▶ _Directions_: Which lines have the string "permeability"? Copy all of them from the entries below.

▶ _Given records_:

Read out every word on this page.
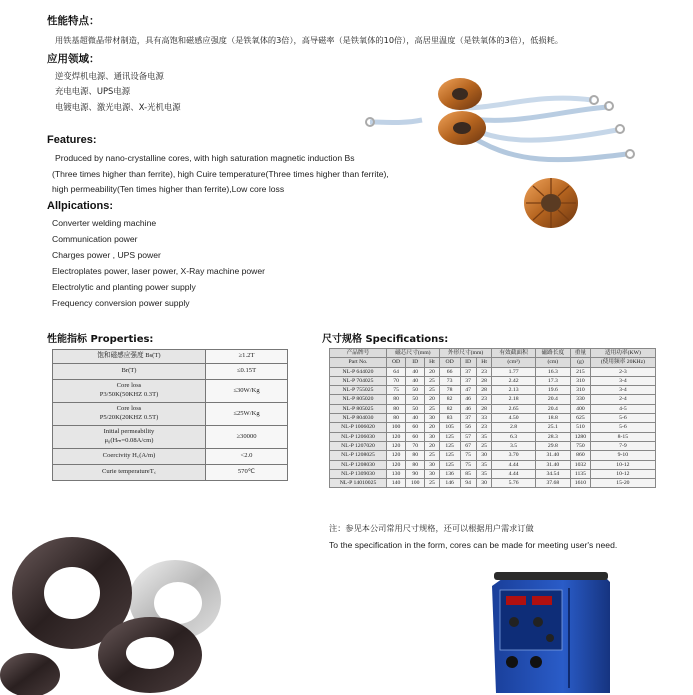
性能特点：
用铁基超微晶带材制造，具有高饱和磁感应强度（是铁氧体的3倍），高导磁率（是铁氧体的10倍），高居里温度（是铁氧体的3倍），低损耗。
应用领域：
逆变焊机电源、通讯设备电源
充电电源、UPS电源
电镀电源、激光电源、X-光机电源
Features:
Produced by nano-crystalline cores, with high saturation magnetic induction Bs
(Three times higher than ferrite), high Cuire temperature(Three times higher than ferrite),
high permeability(Ten times higher than ferrite),Low core loss
Allpications:
Converter welding machine
Communication power
Charges power , UPS power
Electroplates power, laser power, X-Ray machine power
Electrolytic and planting power supply
Frequency conversion power supply
性能指标 Properties:
饱和磁感应强度 Bs(T)	≥1.2T
Br(T)	≤0.15T
Core loss
P3/50K(50KHZ 0.3T)	≤30W/Kg
Core loss
P5/20K(20KHZ 0.5T)	≤25W/Kg
Initial permeability
μ₀(Hₘ=0.08A/cm)	≥30000
Coercivity H꜀(A/m)	<2.0
Curie temperatureT꜀	570℃
尺寸规格 Specifications:
产品牌号	磁芯尺寸(mm)			外形尺寸(mm)			有效截面积	磁路长度	重量	适用功率(KW)
Part No.	OD	ID	Ht	OD	ID	Ht	(cm²)	(cm)	(g)	(使用频率 20KHz)
NL-P 644020	64	40	20	66	37	23	1.77	16.3	215	2-3
NL-P 704025	70	40	25	73	37	28	2.42	17.3	310	3-4
NL-P 755025	75	50	25	78	47	28	2.13	19.6	310	3-4
NL-P 805020	80	50	20	82	46	23	2.18	20.4	330	2-4
NL-P 805025	80	50	25	82	46	28	2.65	20.4	400	4-5
NL-P 804030	80	40	30	83	37	33	4.50	18.8	625	5-6
NL-P 1006020	100	60	20	105	56	23	2.8	25.1	510	5-6
NL-P 1206030	120	60	30	125	57	35	6.3	28.3	1280	8-15
NL-P 1207020	120	70	20	125	67	25	3.5	29.8	750	7-9
NL-P 1208025	120	80	25	125	75	30	3.70	31.40	860	9-10
NL-P 1208030	120	80	30	125	75	35	4.44	31.40	1032	10-12
NL-P 1309030	130	90	30	136	85	35	4.44	34.54	1135	10-12
NL-P 14010025	140	100	25	146	94	30	5.76	37.68	1610	15-20
注：参见本公司常用尺寸规格，还可以根据用户需求订做
To the specification in the form, cores can be made for meeting user's need.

▶ _Exercise response_:
high permeability(Ten times higher than ferrite),Low core loss
Initial permeability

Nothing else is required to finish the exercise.